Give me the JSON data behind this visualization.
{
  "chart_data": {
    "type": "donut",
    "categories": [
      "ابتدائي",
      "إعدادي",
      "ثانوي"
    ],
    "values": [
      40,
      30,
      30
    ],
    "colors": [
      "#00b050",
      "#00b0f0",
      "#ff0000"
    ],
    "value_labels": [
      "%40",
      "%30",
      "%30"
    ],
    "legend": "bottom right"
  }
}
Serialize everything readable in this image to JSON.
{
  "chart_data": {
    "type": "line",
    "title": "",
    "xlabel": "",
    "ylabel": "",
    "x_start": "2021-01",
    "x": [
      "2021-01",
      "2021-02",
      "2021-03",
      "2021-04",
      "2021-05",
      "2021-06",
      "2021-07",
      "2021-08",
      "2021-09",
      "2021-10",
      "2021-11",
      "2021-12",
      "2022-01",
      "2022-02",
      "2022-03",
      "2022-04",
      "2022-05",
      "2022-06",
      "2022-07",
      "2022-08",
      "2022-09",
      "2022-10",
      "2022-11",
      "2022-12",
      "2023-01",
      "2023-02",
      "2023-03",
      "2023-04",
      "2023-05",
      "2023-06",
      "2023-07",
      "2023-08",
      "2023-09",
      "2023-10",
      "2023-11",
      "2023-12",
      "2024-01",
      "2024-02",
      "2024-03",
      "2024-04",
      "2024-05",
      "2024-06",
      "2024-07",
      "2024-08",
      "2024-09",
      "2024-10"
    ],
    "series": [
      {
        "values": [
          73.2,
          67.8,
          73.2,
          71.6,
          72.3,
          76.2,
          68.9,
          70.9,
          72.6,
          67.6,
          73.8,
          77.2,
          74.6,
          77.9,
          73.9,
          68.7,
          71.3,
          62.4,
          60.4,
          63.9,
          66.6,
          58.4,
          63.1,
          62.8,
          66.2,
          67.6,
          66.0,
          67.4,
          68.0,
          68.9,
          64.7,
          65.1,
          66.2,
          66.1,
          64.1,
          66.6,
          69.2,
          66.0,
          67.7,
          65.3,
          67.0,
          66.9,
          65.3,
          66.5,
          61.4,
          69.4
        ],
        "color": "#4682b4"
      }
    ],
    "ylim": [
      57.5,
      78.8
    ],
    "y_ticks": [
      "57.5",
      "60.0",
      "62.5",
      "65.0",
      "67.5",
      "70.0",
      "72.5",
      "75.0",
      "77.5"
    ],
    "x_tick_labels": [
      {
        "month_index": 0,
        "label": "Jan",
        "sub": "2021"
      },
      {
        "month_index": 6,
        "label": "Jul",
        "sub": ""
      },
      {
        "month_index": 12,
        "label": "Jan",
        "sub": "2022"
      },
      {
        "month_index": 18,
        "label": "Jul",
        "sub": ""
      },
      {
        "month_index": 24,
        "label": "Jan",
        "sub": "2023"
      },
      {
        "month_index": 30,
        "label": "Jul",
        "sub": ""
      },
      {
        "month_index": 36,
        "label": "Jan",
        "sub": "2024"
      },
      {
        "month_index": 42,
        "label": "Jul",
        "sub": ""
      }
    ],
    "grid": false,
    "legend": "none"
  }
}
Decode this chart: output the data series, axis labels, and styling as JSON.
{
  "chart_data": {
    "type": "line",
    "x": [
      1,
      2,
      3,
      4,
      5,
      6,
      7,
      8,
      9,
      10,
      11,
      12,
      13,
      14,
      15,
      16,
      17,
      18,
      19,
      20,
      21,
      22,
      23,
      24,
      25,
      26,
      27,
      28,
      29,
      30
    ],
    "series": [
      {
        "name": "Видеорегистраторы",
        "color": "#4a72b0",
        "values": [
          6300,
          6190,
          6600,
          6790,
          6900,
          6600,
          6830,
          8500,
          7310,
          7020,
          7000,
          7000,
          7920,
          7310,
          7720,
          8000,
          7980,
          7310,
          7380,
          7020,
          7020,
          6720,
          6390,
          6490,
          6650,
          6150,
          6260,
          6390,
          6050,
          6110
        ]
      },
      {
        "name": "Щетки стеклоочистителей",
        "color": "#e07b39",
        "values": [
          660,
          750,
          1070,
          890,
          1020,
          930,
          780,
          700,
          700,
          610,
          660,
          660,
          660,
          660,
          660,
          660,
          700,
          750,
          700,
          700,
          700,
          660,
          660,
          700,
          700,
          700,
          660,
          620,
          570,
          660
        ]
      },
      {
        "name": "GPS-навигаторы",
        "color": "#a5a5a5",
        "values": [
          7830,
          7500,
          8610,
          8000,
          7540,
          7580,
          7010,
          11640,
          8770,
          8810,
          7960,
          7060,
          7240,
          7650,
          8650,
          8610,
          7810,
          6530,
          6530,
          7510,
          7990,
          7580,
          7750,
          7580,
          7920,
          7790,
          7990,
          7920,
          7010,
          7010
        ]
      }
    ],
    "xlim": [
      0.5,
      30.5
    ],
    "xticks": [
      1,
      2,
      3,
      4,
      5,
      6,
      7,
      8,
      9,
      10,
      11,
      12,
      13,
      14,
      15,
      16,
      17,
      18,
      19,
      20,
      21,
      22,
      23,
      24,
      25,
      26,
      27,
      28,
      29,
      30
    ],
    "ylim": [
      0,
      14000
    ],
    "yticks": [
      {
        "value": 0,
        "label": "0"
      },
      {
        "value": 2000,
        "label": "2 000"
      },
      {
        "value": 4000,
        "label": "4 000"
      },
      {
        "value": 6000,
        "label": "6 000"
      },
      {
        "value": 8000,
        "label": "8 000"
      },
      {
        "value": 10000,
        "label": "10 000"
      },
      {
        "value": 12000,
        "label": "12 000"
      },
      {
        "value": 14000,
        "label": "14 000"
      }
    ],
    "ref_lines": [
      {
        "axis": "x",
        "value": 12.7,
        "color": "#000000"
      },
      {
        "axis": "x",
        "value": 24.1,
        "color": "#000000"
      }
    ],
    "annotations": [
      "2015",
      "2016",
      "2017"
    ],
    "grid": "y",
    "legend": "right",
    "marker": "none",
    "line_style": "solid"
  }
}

* Your goal:
Extract each line from the listing that holds the word "name".

* Correct result:
        "name": "Видеорегистраторы",
        "name": "Щетки стеклоочистителей",
        "name": "GPS-навигаторы",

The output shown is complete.